** start **

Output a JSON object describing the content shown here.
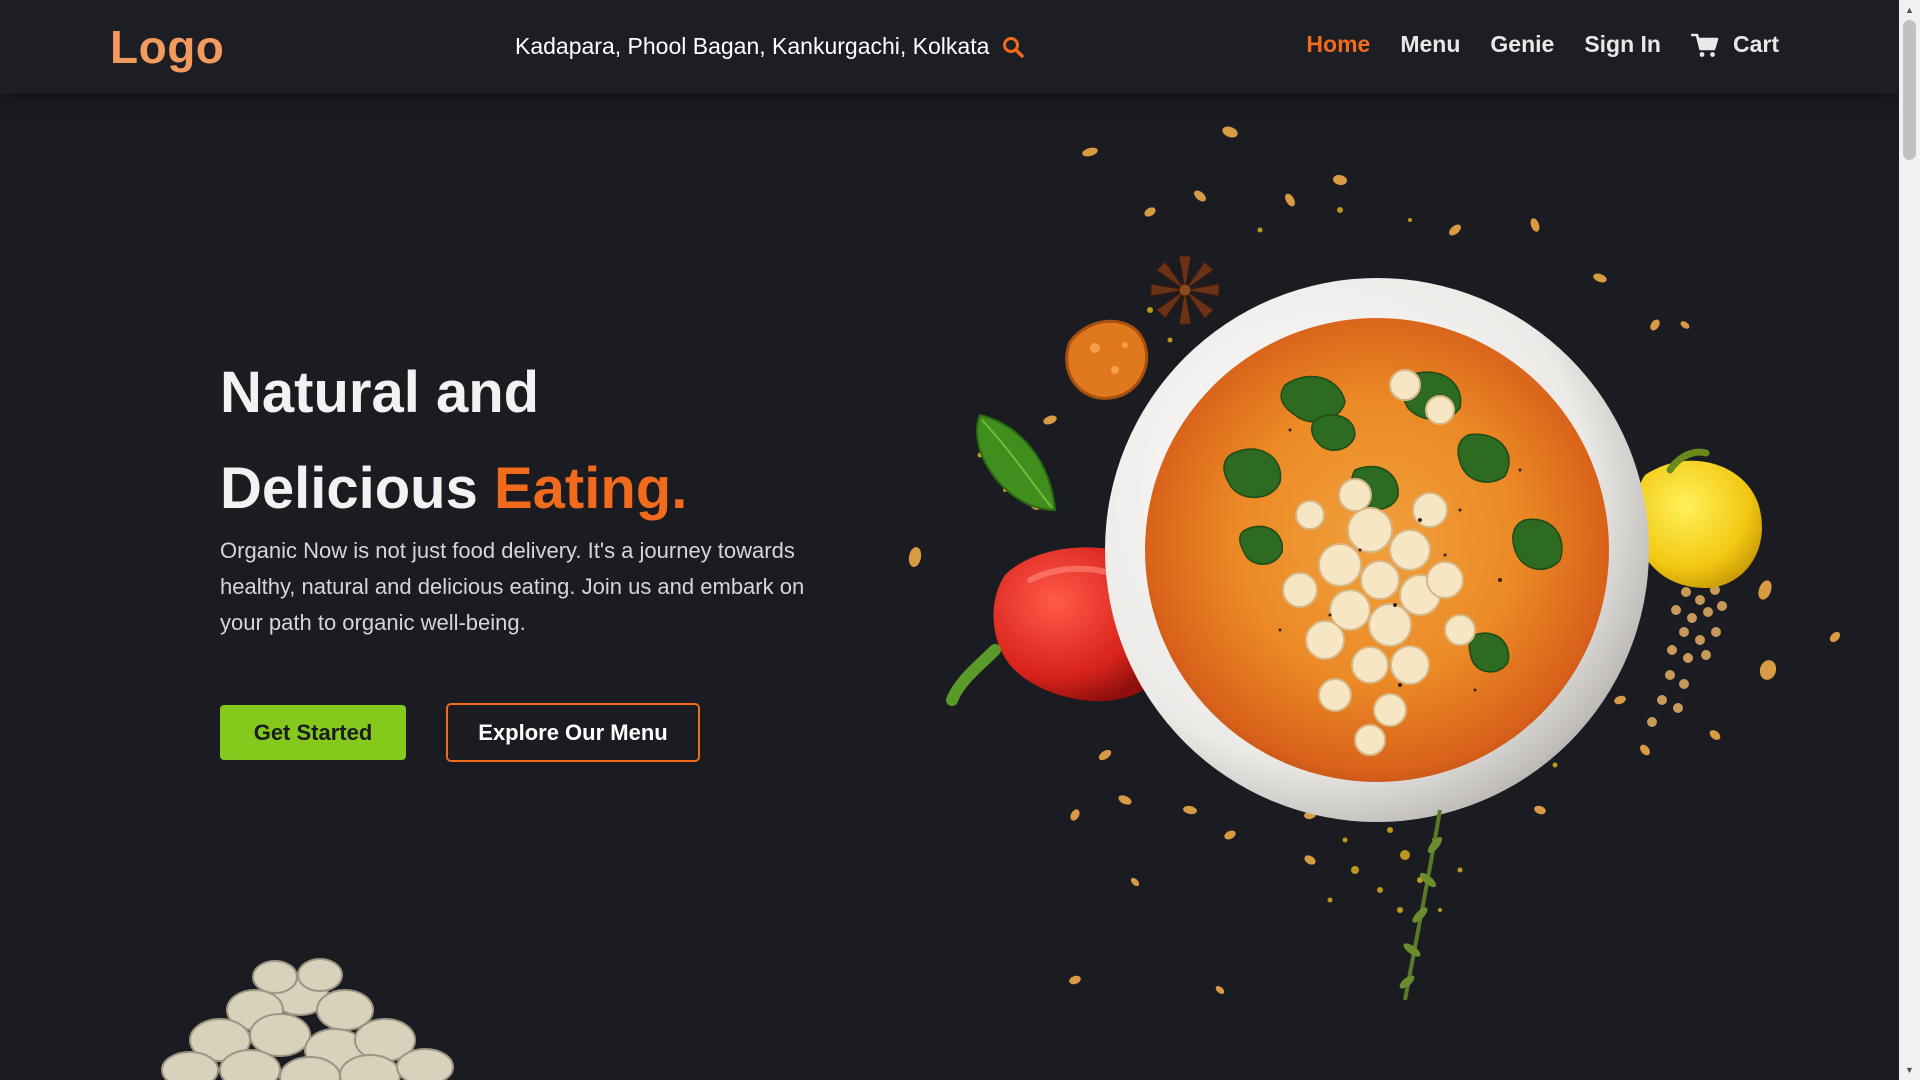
{
  "header": {
    "logo": "Logo",
    "location": "Kadapara, Phool Bagan, Kankurgachi, Kolkata",
    "search_icon": "search-icon",
    "nav": {
      "home": "Home",
      "menu": "Menu",
      "genie": "Genie",
      "sign_in": "Sign In",
      "cart": "Cart"
    },
    "cart_icon": "cart-icon"
  },
  "hero": {
    "title_line1": "Natural and",
    "title_line2_plain": "Delicious ",
    "title_line2_accent": "Eating.",
    "description": "Organic Now is not just food delivery. It's a journey towards healthy, natural and delicious eating. Join us and embark on your path to organic well-being.",
    "cta_primary": "Get Started",
    "cta_secondary": "Explore Our Menu"
  },
  "colors": {
    "background": "#1a1c22",
    "accent_orange": "#f26a1b",
    "logo_orange": "#f39a5f",
    "accent_green": "#84c91c"
  }
}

** end **

Write out each line of the data exactly; the images should be left out.

Output a JSON object describing the content shown here.
{
  "header": {
    "logo": "Logo",
    "location": "Kadapara, Phool Bagan, Kankurgachi, Kolkata",
    "search_icon": "search-icon",
    "nav": {
      "home": "Home",
      "menu": "Menu",
      "genie": "Genie",
      "sign_in": "Sign In",
      "cart": "Cart"
    },
    "cart_icon": "cart-icon"
  },
  "hero": {
    "title_line1": "Natural and",
    "title_line2_plain": "Delicious ",
    "title_line2_accent": "Eating.",
    "description": "Organic Now is not just food delivery. It's a journey towards healthy, natural and delicious eating. Join us and embark on your path to organic well-being.",
    "cta_primary": "Get Started",
    "cta_secondary": "Explore Our Menu"
  },
  "colors": {
    "background": "#1a1c22",
    "accent_orange": "#f26a1b",
    "logo_orange": "#f39a5f",
    "accent_green": "#84c91c"
  }
}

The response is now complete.